__WRITTEN PROBLEM__.
Reproduce the listing below verbatim, line by line and in the same order.

__RECORDS TO PROCESS__.
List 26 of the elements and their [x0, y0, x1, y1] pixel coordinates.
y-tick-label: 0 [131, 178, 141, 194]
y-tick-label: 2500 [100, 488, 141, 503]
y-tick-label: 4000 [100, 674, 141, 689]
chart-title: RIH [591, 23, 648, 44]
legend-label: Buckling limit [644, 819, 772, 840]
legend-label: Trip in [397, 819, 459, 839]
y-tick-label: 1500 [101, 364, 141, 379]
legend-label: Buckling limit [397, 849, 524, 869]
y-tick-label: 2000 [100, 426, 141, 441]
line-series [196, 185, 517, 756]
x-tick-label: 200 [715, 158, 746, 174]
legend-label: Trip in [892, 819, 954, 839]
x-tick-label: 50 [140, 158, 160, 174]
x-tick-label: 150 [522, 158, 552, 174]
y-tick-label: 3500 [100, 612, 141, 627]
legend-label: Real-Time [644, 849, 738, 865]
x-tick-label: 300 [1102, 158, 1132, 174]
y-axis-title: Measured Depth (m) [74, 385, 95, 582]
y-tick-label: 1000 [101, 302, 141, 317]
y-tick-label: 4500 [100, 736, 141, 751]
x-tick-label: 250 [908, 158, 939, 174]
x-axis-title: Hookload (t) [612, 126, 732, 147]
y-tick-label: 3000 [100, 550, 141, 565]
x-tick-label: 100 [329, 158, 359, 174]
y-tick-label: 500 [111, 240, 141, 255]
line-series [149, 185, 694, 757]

__RESPONSE BELOW__.
List 26 of the elements and their [x0, y0, x1, y1] pixel coordinates.
y-tick-label: 0 [131, 178, 141, 194]
y-tick-label: 2500 [100, 488, 141, 503]
y-tick-label: 4000 [100, 674, 141, 689]
chart-title: RIH [591, 23, 648, 44]
legend-label: Buckling limit [644, 819, 772, 840]
legend-label: Trip in [397, 819, 459, 839]
y-tick-label: 1500 [101, 364, 141, 379]
legend-label: Buckling limit [397, 849, 524, 869]
y-tick-label: 2000 [100, 426, 141, 441]
line-series [196, 185, 517, 756]
x-tick-label: 200 [715, 158, 746, 174]
legend-label: Trip in [892, 819, 954, 839]
x-tick-label: 50 [140, 158, 160, 174]
x-tick-label: 150 [522, 158, 552, 174]
y-tick-label: 3500 [100, 612, 141, 627]
legend-label: Real-Time [644, 849, 738, 865]
x-tick-label: 300 [1102, 158, 1132, 174]
y-axis-title: Measured Depth (m) [74, 385, 95, 582]
y-tick-label: 1000 [101, 302, 141, 317]
y-tick-label: 4500 [100, 736, 141, 751]
x-tick-label: 250 [908, 158, 939, 174]
x-axis-title: Hookload (t) [612, 126, 732, 147]
y-tick-label: 3000 [100, 550, 141, 565]
x-tick-label: 100 [329, 158, 359, 174]
y-tick-label: 500 [111, 240, 141, 255]
line-series [149, 185, 694, 757]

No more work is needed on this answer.